▸ **Aim of the task**
Pictures stay out of the copy; restate everything else in the material exactly.

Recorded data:

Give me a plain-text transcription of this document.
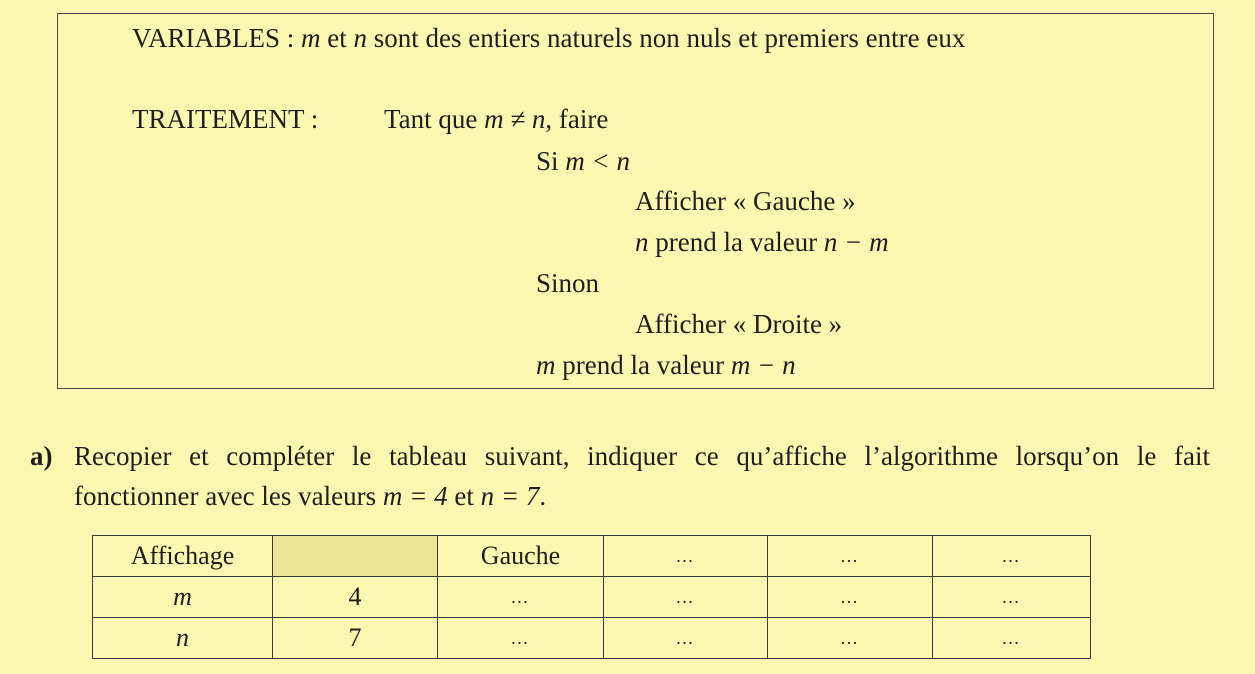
VARIABLES : m et n sont des entiers naturels non nuls et premiers entre eux
TRAITEMENT : Tant que m ≠ n, faire
Si m < n
Afficher « Gauche »
n prend la valeur n − m
Sinon
Afficher « Droite »
m prend la valeur m − n
a) Recopier et compléter le tableau suivant, indiquer ce qu’affiche l’algorithme lorsqu’on le fait fonctionner avec les valeurs m = 4 et n = 7.
Affichage		Gauche	…	…	…
m	4	…	…	…	…
n	7	…	…	…	…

▸ **Complete output**
Give me a plain-text transcription of this document.
VARIABLES : m et n sont des entiers naturels non nuls et premiers entre eux
TRAITEMENT : Tant que m ≠ n, faire
Si m < n
Afficher « Gauche »
n prend la valeur n − m
Sinon
Afficher « Droite »
m prend la valeur m − n
a) Recopier et compléter le tableau suivant, indiquer ce qu’affiche l’algorithme lorsqu’on le fait fonctionner avec les valeurs m = 4 et n = 7.
Affichage		Gauche	…	…	…
m	4	…	…	…	…
n	7	…	…	…	…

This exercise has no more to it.